● PROBLEM STATEMENT
Without the pictures, repeat the listing character for character.

● ● ● ● ●

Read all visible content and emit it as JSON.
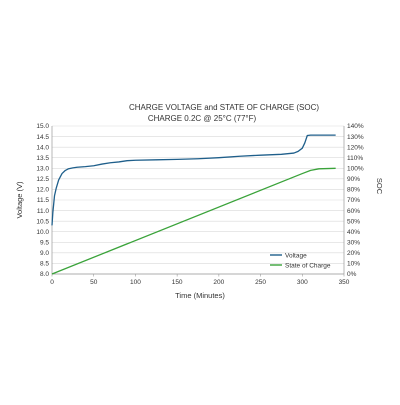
{
  "chart_data": {
    "type": "line",
    "title": "CHARGE VOLTAGE and STATE OF CHARGE (SOC)",
    "subtitle": "CHARGE 0.2C @ 25°C (77°F)",
    "xlabel": "Time (Minutes)",
    "ylabel": "Voltage (V)",
    "ylabel_right": "SOC",
    "xlim": [
      0,
      350
    ],
    "ylim": [
      8.0,
      15.0
    ],
    "ylim_right": [
      0,
      140
    ],
    "x_ticks": [
      "0",
      "50",
      "100",
      "150",
      "200",
      "250",
      "300",
      "350"
    ],
    "y_ticks": [
      "8.0",
      "8.5",
      "9.0",
      "9.5",
      "10.0",
      "10.5",
      "11.0",
      "11.5",
      "12.0",
      "12.5",
      "13.0",
      "13.5",
      "14.0",
      "14.5",
      "15.0"
    ],
    "y_ticks_right": [
      "0%",
      "10%",
      "20%",
      "30%",
      "40%",
      "50%",
      "60%",
      "70%",
      "80%",
      "90%",
      "100%",
      "110%",
      "120%",
      "130%",
      "140%"
    ],
    "grid": "horizontal",
    "legend_position": "bottom-right",
    "series": [
      {
        "name": "Voltage",
        "axis": "left",
        "color": "#1f5f8b",
        "x": [
          0,
          1,
          2,
          3,
          5,
          8,
          12,
          16,
          20,
          25,
          30,
          40,
          50,
          60,
          70,
          80,
          90,
          100,
          125,
          150,
          175,
          200,
          225,
          250,
          275,
          290,
          295,
          300,
          303,
          306,
          310,
          320,
          340
        ],
        "y": [
          10.3,
          10.9,
          11.3,
          11.7,
          12.05,
          12.45,
          12.75,
          12.9,
          12.98,
          13.02,
          13.05,
          13.08,
          13.12,
          13.2,
          13.26,
          13.3,
          13.36,
          13.38,
          13.4,
          13.42,
          13.45,
          13.5,
          13.57,
          13.62,
          13.66,
          13.72,
          13.8,
          13.95,
          14.2,
          14.55,
          14.57,
          14.57,
          14.57
        ]
      },
      {
        "name": "State of Charge",
        "axis": "right",
        "color": "#3aa33a",
        "x": [
          0,
          300,
          310,
          320,
          340
        ],
        "y": [
          0,
          95,
          98,
          99.5,
          100
        ]
      }
    ]
  }
}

● ● ● ● ●

● EXPECTED OUTPUT
Read all visible content and emit it as JSON.
{
  "chart_data": {
    "type": "line",
    "title": "CHARGE VOLTAGE and STATE OF CHARGE (SOC)",
    "subtitle": "CHARGE 0.2C @ 25°C (77°F)",
    "xlabel": "Time (Minutes)",
    "ylabel": "Voltage (V)",
    "ylabel_right": "SOC",
    "xlim": [
      0,
      350
    ],
    "ylim": [
      8.0,
      15.0
    ],
    "ylim_right": [
      0,
      140
    ],
    "x_ticks": [
      "0",
      "50",
      "100",
      "150",
      "200",
      "250",
      "300",
      "350"
    ],
    "y_ticks": [
      "8.0",
      "8.5",
      "9.0",
      "9.5",
      "10.0",
      "10.5",
      "11.0",
      "11.5",
      "12.0",
      "12.5",
      "13.0",
      "13.5",
      "14.0",
      "14.5",
      "15.0"
    ],
    "y_ticks_right": [
      "0%",
      "10%",
      "20%",
      "30%",
      "40%",
      "50%",
      "60%",
      "70%",
      "80%",
      "90%",
      "100%",
      "110%",
      "120%",
      "130%",
      "140%"
    ],
    "grid": "horizontal",
    "legend_position": "bottom-right",
    "series": [
      {
        "name": "Voltage",
        "axis": "left",
        "color": "#1f5f8b",
        "x": [
          0,
          1,
          2,
          3,
          5,
          8,
          12,
          16,
          20,
          25,
          30,
          40,
          50,
          60,
          70,
          80,
          90,
          100,
          125,
          150,
          175,
          200,
          225,
          250,
          275,
          290,
          295,
          300,
          303,
          306,
          310,
          320,
          340
        ],
        "y": [
          10.3,
          10.9,
          11.3,
          11.7,
          12.05,
          12.45,
          12.75,
          12.9,
          12.98,
          13.02,
          13.05,
          13.08,
          13.12,
          13.2,
          13.26,
          13.3,
          13.36,
          13.38,
          13.4,
          13.42,
          13.45,
          13.5,
          13.57,
          13.62,
          13.66,
          13.72,
          13.8,
          13.95,
          14.2,
          14.55,
          14.57,
          14.57,
          14.57
        ]
      },
      {
        "name": "State of Charge",
        "axis": "right",
        "color": "#3aa33a",
        "x": [
          0,
          300,
          310,
          320,
          340
        ],
        "y": [
          0,
          95,
          98,
          99.5,
          100
        ]
      }
    ]
  }
}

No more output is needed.